Instructions for the task = Reproduce the records below exactly as given.

Data to use =
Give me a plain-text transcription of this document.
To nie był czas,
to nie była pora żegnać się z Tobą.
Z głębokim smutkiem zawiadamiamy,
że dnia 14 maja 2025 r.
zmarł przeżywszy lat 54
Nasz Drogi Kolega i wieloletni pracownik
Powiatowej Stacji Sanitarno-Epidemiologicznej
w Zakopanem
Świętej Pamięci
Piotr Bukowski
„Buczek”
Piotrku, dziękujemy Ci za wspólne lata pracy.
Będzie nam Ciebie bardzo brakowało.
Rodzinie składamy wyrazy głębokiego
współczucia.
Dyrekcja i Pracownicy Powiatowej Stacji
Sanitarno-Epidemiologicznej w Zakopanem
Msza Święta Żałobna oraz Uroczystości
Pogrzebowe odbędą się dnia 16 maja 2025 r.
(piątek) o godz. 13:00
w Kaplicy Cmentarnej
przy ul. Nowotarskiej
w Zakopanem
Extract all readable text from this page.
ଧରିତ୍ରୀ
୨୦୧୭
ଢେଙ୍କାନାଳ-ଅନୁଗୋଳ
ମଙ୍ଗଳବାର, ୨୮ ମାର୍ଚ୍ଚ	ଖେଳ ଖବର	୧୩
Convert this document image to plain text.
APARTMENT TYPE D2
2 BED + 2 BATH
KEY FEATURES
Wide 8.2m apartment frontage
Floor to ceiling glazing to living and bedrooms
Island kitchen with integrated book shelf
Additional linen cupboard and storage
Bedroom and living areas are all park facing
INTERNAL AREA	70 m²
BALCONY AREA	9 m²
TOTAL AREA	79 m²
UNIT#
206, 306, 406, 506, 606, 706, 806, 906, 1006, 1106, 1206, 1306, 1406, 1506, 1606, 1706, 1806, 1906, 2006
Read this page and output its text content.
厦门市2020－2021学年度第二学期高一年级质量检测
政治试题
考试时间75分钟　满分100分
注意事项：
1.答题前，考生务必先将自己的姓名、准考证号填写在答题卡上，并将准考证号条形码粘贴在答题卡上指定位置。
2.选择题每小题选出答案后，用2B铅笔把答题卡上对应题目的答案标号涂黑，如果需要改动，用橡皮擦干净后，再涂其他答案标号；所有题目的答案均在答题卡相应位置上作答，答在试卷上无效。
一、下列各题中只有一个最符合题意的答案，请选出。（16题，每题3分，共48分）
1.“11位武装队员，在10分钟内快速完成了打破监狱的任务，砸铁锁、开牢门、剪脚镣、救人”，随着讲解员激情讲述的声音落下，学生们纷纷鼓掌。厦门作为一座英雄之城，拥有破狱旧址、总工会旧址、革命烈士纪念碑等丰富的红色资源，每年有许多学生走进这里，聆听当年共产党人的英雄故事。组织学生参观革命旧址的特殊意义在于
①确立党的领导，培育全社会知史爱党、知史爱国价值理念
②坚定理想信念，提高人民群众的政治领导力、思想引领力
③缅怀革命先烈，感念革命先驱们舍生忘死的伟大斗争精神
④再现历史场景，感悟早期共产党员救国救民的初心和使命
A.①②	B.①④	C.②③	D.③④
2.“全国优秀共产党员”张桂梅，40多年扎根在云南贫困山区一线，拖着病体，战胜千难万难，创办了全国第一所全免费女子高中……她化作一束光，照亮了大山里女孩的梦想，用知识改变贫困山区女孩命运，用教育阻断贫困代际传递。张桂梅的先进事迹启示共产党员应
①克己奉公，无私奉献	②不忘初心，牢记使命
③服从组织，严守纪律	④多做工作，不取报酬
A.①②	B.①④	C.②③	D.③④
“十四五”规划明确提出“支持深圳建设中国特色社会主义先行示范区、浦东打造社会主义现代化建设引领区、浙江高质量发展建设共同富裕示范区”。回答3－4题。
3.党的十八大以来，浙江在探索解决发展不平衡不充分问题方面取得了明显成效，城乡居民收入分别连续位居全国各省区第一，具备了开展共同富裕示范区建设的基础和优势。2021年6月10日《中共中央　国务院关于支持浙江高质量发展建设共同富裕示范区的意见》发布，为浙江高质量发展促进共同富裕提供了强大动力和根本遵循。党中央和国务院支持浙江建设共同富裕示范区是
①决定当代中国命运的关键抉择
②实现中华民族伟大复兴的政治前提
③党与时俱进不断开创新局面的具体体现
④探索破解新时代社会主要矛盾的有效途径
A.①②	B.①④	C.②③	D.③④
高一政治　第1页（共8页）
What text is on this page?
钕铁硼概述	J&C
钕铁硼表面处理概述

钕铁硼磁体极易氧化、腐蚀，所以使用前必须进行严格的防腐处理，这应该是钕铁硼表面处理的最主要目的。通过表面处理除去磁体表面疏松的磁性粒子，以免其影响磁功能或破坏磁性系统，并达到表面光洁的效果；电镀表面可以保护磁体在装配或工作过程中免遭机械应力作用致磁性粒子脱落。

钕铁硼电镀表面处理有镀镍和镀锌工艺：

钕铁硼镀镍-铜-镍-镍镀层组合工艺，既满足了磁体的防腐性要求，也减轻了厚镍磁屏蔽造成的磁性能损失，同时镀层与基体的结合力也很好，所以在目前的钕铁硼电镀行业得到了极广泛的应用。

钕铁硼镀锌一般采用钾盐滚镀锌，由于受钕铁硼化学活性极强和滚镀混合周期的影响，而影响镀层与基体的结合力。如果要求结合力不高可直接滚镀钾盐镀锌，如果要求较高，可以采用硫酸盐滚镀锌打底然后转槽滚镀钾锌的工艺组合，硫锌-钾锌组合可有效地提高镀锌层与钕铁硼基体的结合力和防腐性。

Exercise response =
Give me a plain-text transcription of this document.
To nie był czas,
to nie była pora żegnać się z Tobą.
Z głębokim smutkiem zawiadamiamy,
że dnia 14 maja 2025 r.
zmarł przeżywszy lat 54
Nasz Drogi Kolega i wieloletni pracownik
Powiatowej Stacji Sanitarno-Epidemiologicznej
w Zakopanem
Świętej Pamięci
Piotr Bukowski
„Buczek”
Piotrku, dziękujemy Ci za wspólne lata pracy.
Będzie nam Ciebie bardzo brakowało.
Rodzinie składamy wyrazy głębokiego
współczucia.
Dyrekcja i Pracownicy Powiatowej Stacji
Sanitarno-Epidemiologicznej w Zakopanem
Msza Święta Żałobna oraz Uroczystości
Pogrzebowe odbędą się dnia 16 maja 2025 r.
(piątek) o godz. 13:00
w Kaplicy Cmentarnej
przy ul. Nowotarskiej
w Zakopanem
Extract all readable text from this page.
ଧରିତ୍ରୀ
୨୦୧୭
ଢେଙ୍କାନାଳ-ଅନୁଗୋଳ
ମଙ୍ଗଳବାର, ୨୮ ମାର୍ଚ୍ଚ	ଖେଳ ଖବର	୧୩
Convert this document image to plain text.
APARTMENT TYPE D2
2 BED + 2 BATH
KEY FEATURES
Wide 8.2m apartment frontage
Floor to ceiling glazing to living and bedrooms
Island kitchen with integrated book shelf
Additional linen cupboard and storage
Bedroom and living areas are all park facing
INTERNAL AREA	70 m²
BALCONY AREA	9 m²
TOTAL AREA	79 m²
UNIT#
206, 306, 406, 506, 606, 706, 806, 906, 1006, 1106, 1206, 1306, 1406, 1506, 1606, 1706, 1806, 1906, 2006
Read this page and output its text content.
厦门市2020－2021学年度第二学期高一年级质量检测
政治试题
考试时间75分钟　满分100分
注意事项：
1.答题前，考生务必先将自己的姓名、准考证号填写在答题卡上，并将准考证号条形码粘贴在答题卡上指定位置。
2.选择题每小题选出答案后，用2B铅笔把答题卡上对应题目的答案标号涂黑，如果需要改动，用橡皮擦干净后，再涂其他答案标号；所有题目的答案均在答题卡相应位置上作答，答在试卷上无效。
一、下列各题中只有一个最符合题意的答案，请选出。（16题，每题3分，共48分）
1.“11位武装队员，在10分钟内快速完成了打破监狱的任务，砸铁锁、开牢门、剪脚镣、救人”，随着讲解员激情讲述的声音落下，学生们纷纷鼓掌。厦门作为一座英雄之城，拥有破狱旧址、总工会旧址、革命烈士纪念碑等丰富的红色资源，每年有许多学生走进这里，聆听当年共产党人的英雄故事。组织学生参观革命旧址的特殊意义在于
①确立党的领导，培育全社会知史爱党、知史爱国价值理念
②坚定理想信念，提高人民群众的政治领导力、思想引领力
③缅怀革命先烈，感念革命先驱们舍生忘死的伟大斗争精神
④再现历史场景，感悟早期共产党员救国救民的初心和使命
A.①②	B.①④	C.②③	D.③④
2.“全国优秀共产党员”张桂梅，40多年扎根在云南贫困山区一线，拖着病体，战胜千难万难，创办了全国第一所全免费女子高中……她化作一束光，照亮了大山里女孩的梦想，用知识改变贫困山区女孩命运，用教育阻断贫困代际传递。张桂梅的先进事迹启示共产党员应
①克己奉公，无私奉献	②不忘初心，牢记使命
③服从组织，严守纪律	④多做工作，不取报酬
A.①②	B.①④	C.②③	D.③④
“十四五”规划明确提出“支持深圳建设中国特色社会主义先行示范区、浦东打造社会主义现代化建设引领区、浙江高质量发展建设共同富裕示范区”。回答3－4题。
3.党的十八大以来，浙江在探索解决发展不平衡不充分问题方面取得了明显成效，城乡居民收入分别连续位居全国各省区第一，具备了开展共同富裕示范区建设的基础和优势。2021年6月10日《中共中央　国务院关于支持浙江高质量发展建设共同富裕示范区的意见》发布，为浙江高质量发展促进共同富裕提供了强大动力和根本遵循。党中央和国务院支持浙江建设共同富裕示范区是
①决定当代中国命运的关键抉择
②实现中华民族伟大复兴的政治前提
③党与时俱进不断开创新局面的具体体现
④探索破解新时代社会主要矛盾的有效途径
A.①②	B.①④	C.②③	D.③④
高一政治　第1页（共8页）
What text is on this page?
钕铁硼概述	J&C
钕铁硼表面处理概述

钕铁硼磁体极易氧化、腐蚀，所以使用前必须进行严格的防腐处理，这应该是钕铁硼表面处理的最主要目的。通过表面处理除去磁体表面疏松的磁性粒子，以免其影响磁功能或破坏磁性系统，并达到表面光洁的效果；电镀表面可以保护磁体在装配或工作过程中免遭机械应力作用致磁性粒子脱落。

钕铁硼电镀表面处理有镀镍和镀锌工艺：

钕铁硼镀镍-铜-镍-镍镀层组合工艺，既满足了磁体的防腐性要求，也减轻了厚镍磁屏蔽造成的磁性能损失，同时镀层与基体的结合力也很好，所以在目前的钕铁硼电镀行业得到了极广泛的应用。

钕铁硼镀锌一般采用钾盐滚镀锌，由于受钕铁硼化学活性极强和滚镀混合周期的影响，而影响镀层与基体的结合力。如果要求结合力不高可直接滚镀钾盐镀锌，如果要求较高，可以采用硫酸盐滚镀锌打底然后转槽滚镀钾锌的工艺组合，硫锌-钾锌组合可有效地提高镀锌层与钕铁硼基体的结合力和防腐性。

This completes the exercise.